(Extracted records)
::::::::
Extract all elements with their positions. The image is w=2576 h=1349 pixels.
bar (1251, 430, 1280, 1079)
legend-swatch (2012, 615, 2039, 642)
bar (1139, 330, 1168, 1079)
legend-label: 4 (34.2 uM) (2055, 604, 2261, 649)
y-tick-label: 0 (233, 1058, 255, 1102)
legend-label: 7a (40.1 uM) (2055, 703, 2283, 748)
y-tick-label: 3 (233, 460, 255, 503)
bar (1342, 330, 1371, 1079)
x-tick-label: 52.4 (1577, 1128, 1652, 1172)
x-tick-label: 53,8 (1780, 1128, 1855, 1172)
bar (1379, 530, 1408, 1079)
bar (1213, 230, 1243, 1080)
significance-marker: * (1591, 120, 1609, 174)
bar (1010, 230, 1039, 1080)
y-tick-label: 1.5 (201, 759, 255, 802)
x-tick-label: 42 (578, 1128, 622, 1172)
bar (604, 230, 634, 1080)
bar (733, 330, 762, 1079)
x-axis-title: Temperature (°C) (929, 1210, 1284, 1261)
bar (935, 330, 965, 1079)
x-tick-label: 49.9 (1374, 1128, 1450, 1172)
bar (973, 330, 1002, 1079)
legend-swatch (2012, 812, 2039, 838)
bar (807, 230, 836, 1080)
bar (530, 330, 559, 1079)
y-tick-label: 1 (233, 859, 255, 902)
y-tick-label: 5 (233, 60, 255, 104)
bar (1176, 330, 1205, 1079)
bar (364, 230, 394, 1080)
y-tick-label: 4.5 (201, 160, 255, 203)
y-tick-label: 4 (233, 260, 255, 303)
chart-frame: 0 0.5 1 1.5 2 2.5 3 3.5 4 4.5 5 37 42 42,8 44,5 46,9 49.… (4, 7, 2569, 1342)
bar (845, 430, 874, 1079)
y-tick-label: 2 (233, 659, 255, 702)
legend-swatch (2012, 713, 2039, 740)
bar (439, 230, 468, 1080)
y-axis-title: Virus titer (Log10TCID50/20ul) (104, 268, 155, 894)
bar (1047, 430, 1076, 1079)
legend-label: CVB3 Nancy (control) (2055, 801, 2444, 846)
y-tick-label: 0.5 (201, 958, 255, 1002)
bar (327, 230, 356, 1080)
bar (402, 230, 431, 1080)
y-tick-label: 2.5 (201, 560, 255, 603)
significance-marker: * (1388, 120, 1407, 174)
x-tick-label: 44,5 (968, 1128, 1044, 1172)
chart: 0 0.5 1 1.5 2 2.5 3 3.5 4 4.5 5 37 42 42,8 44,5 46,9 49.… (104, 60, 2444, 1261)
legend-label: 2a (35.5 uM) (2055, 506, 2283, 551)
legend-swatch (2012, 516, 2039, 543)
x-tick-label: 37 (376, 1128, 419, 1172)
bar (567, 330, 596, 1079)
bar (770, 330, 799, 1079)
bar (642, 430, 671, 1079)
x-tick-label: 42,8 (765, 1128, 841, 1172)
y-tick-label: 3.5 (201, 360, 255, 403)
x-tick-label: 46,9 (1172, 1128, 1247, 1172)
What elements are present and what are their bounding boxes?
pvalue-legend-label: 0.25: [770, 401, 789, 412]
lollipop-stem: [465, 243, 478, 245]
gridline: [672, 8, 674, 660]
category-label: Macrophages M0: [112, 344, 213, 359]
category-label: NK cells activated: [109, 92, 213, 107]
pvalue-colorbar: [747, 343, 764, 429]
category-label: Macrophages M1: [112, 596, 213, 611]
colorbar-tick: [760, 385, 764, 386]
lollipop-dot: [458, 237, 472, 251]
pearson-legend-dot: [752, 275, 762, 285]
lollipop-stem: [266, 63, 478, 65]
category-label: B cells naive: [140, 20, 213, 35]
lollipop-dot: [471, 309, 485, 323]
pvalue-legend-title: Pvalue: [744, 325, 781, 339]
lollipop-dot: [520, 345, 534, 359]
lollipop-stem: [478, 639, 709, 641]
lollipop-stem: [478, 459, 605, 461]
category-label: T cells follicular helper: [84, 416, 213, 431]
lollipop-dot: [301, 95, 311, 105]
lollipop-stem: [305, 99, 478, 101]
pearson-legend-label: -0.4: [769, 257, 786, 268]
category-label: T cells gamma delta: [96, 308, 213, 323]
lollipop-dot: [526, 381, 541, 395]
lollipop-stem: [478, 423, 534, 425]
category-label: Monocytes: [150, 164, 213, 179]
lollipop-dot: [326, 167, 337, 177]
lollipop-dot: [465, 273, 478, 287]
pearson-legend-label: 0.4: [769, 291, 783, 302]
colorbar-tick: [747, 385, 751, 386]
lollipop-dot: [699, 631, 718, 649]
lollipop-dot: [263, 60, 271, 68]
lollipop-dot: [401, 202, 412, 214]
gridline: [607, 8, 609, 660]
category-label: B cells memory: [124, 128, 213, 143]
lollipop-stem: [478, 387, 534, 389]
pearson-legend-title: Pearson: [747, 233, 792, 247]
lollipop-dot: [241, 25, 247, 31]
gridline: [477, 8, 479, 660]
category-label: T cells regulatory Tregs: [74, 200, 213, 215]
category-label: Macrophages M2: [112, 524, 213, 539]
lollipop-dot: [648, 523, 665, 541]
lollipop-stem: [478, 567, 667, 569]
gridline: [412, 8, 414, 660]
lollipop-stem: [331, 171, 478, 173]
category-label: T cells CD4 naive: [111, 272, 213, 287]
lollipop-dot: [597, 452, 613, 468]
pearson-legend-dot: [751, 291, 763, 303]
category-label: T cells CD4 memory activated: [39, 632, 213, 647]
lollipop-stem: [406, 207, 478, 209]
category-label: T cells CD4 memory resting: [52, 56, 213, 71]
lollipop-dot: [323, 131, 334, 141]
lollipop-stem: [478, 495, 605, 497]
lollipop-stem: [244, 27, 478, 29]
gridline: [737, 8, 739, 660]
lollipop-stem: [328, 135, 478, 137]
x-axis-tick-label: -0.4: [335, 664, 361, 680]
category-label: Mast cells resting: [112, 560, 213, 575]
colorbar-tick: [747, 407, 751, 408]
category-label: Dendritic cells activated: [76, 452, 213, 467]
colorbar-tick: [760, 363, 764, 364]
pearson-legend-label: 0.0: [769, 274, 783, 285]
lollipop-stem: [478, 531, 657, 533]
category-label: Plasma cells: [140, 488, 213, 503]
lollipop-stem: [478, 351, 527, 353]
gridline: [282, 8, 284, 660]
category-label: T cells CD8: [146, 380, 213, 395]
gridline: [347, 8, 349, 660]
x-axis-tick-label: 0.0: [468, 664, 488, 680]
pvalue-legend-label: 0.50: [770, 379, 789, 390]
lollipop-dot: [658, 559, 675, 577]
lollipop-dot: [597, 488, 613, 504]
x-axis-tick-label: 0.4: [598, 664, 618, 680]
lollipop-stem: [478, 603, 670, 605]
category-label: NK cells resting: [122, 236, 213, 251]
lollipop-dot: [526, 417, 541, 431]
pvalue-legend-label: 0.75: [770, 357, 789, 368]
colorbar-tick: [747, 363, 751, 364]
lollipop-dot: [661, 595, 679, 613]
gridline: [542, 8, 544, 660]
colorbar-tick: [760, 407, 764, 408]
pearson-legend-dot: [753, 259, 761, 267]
::::::::
**Problem statement**
Take the records above and return them exactly as written.

**Exercise answer**
Extract all elements with their positions. The image is w=2576 h=1349 pixels.
bar (1251, 430, 1280, 1079)
legend-swatch (2012, 615, 2039, 642)
bar (1139, 330, 1168, 1079)
legend-label: 4 (34.2 uM) (2055, 604, 2261, 649)
y-tick-label: 0 (233, 1058, 255, 1102)
legend-label: 7a (40.1 uM) (2055, 703, 2283, 748)
y-tick-label: 3 (233, 460, 255, 503)
bar (1342, 330, 1371, 1079)
x-tick-label: 52.4 (1577, 1128, 1652, 1172)
x-tick-label: 53,8 (1780, 1128, 1855, 1172)
bar (1379, 530, 1408, 1079)
bar (1213, 230, 1243, 1080)
significance-marker: * (1591, 120, 1609, 174)
bar (1010, 230, 1039, 1080)
y-tick-label: 1.5 (201, 759, 255, 802)
x-tick-label: 42 (578, 1128, 622, 1172)
bar (604, 230, 634, 1080)
bar (733, 330, 762, 1079)
x-axis-title: Temperature (°C) (929, 1210, 1284, 1261)
bar (935, 330, 965, 1079)
x-tick-label: 49.9 (1374, 1128, 1450, 1172)
bar (973, 330, 1002, 1079)
legend-swatch (2012, 812, 2039, 838)
bar (807, 230, 836, 1080)
bar (530, 330, 559, 1079)
y-tick-label: 1 (233, 859, 255, 902)
y-tick-label: 5 (233, 60, 255, 104)
bar (1176, 330, 1205, 1079)
bar (364, 230, 394, 1080)
y-tick-label: 4.5 (201, 160, 255, 203)
y-tick-label: 4 (233, 260, 255, 303)
chart-frame: 0 0.5 1 1.5 2 2.5 3 3.5 4 4.5 5 37 42 42,8 44,5 46,9 49.… (4, 7, 2569, 1342)
bar (845, 430, 874, 1079)
y-tick-label: 2 (233, 659, 255, 702)
legend-swatch (2012, 713, 2039, 740)
bar (439, 230, 468, 1080)
y-axis-title: Virus titer (Log10TCID50/20ul) (104, 268, 155, 894)
bar (1047, 430, 1076, 1079)
legend-label: CVB3 Nancy (control) (2055, 801, 2444, 846)
y-tick-label: 0.5 (201, 958, 255, 1002)
bar (327, 230, 356, 1080)
bar (402, 230, 431, 1080)
y-tick-label: 2.5 (201, 560, 255, 603)
significance-marker: * (1388, 120, 1407, 174)
x-tick-label: 44,5 (968, 1128, 1044, 1172)
chart: 0 0.5 1 1.5 2 2.5 3 3.5 4 4.5 5 37 42 42,8 44,5 46,9 49.… (104, 60, 2444, 1261)
legend-label: 2a (35.5 uM) (2055, 506, 2283, 551)
legend-swatch (2012, 516, 2039, 543)
x-tick-label: 37 (376, 1128, 419, 1172)
bar (567, 330, 596, 1079)
bar (770, 330, 799, 1079)
bar (642, 430, 671, 1079)
x-tick-label: 42,8 (765, 1128, 841, 1172)
y-tick-label: 3.5 (201, 360, 255, 403)
x-tick-label: 46,9 (1172, 1128, 1247, 1172)
What elements are present and what are their bounding boxes?
pvalue-legend-label: 0.25: [770, 401, 789, 412]
lollipop-stem: [465, 243, 478, 245]
gridline: [672, 8, 674, 660]
category-label: Macrophages M0: [112, 344, 213, 359]
category-label: NK cells activated: [109, 92, 213, 107]
pvalue-colorbar: [747, 343, 764, 429]
category-label: Macrophages M1: [112, 596, 213, 611]
colorbar-tick: [760, 385, 764, 386]
lollipop-dot: [458, 237, 472, 251]
pearson-legend-dot: [752, 275, 762, 285]
lollipop-stem: [266, 63, 478, 65]
category-label: B cells naive: [140, 20, 213, 35]
lollipop-dot: [471, 309, 485, 323]
pvalue-legend-title: Pvalue: [744, 325, 781, 339]
lollipop-dot: [520, 345, 534, 359]
lollipop-stem: [478, 639, 709, 641]
lollipop-stem: [478, 459, 605, 461]
category-label: T cells follicular helper: [84, 416, 213, 431]
lollipop-dot: [301, 95, 311, 105]
lollipop-stem: [305, 99, 478, 101]
pearson-legend-label: -0.4: [769, 257, 786, 268]
category-label: T cells gamma delta: [96, 308, 213, 323]
lollipop-dot: [526, 381, 541, 395]
lollipop-stem: [478, 423, 534, 425]
category-label: Monocytes: [150, 164, 213, 179]
lollipop-dot: [326, 167, 337, 177]
lollipop-dot: [465, 273, 478, 287]
pearson-legend-label: 0.4: [769, 291, 783, 302]
colorbar-tick: [747, 385, 751, 386]
lollipop-dot: [699, 631, 718, 649]
lollipop-dot: [263, 60, 271, 68]
lollipop-dot: [401, 202, 412, 214]
gridline: [607, 8, 609, 660]
category-label: B cells memory: [124, 128, 213, 143]
lollipop-stem: [478, 387, 534, 389]
pearson-legend-title: Pearson: [747, 233, 792, 247]
lollipop-dot: [241, 25, 247, 31]
gridline: [477, 8, 479, 660]
category-label: T cells regulatory Tregs: [74, 200, 213, 215]
category-label: Macrophages M2: [112, 524, 213, 539]
lollipop-dot: [648, 523, 665, 541]
lollipop-stem: [478, 567, 667, 569]
gridline: [412, 8, 414, 660]
lollipop-stem: [331, 171, 478, 173]
category-label: T cells CD4 naive: [111, 272, 213, 287]
lollipop-dot: [597, 452, 613, 468]
pearson-legend-dot: [751, 291, 763, 303]
category-label: T cells CD4 memory activated: [39, 632, 213, 647]
lollipop-stem: [406, 207, 478, 209]
category-label: T cells CD4 memory resting: [52, 56, 213, 71]
lollipop-dot: [323, 131, 334, 141]
lollipop-stem: [478, 495, 605, 497]
lollipop-stem: [244, 27, 478, 29]
gridline: [737, 8, 739, 660]
lollipop-stem: [328, 135, 478, 137]
x-axis-tick-label: -0.4: [335, 664, 361, 680]
category-label: Mast cells resting: [112, 560, 213, 575]
colorbar-tick: [747, 407, 751, 408]
category-label: Dendritic cells activated: [76, 452, 213, 467]
colorbar-tick: [760, 363, 764, 364]
pearson-legend-label: 0.0: [769, 274, 783, 285]
lollipop-stem: [478, 531, 657, 533]
category-label: Plasma cells: [140, 488, 213, 503]
lollipop-stem: [478, 351, 527, 353]
gridline: [282, 8, 284, 660]
category-label: T cells CD8: [146, 380, 213, 395]
gridline: [347, 8, 349, 660]
x-axis-tick-label: 0.0: [468, 664, 488, 680]
pvalue-legend-label: 0.50: [770, 379, 789, 390]
lollipop-dot: [658, 559, 675, 577]
lollipop-dot: [597, 488, 613, 504]
x-axis-tick-label: 0.4: [598, 664, 618, 680]
lollipop-stem: [478, 603, 670, 605]
category-label: NK cells resting: [122, 236, 213, 251]
lollipop-dot: [526, 417, 541, 431]
pvalue-legend-label: 0.75: [770, 357, 789, 368]
colorbar-tick: [747, 363, 751, 364]
lollipop-dot: [661, 595, 679, 613]
gridline: [542, 8, 544, 660]
colorbar-tick: [760, 407, 764, 408]
pearson-legend-dot: [753, 259, 761, 267]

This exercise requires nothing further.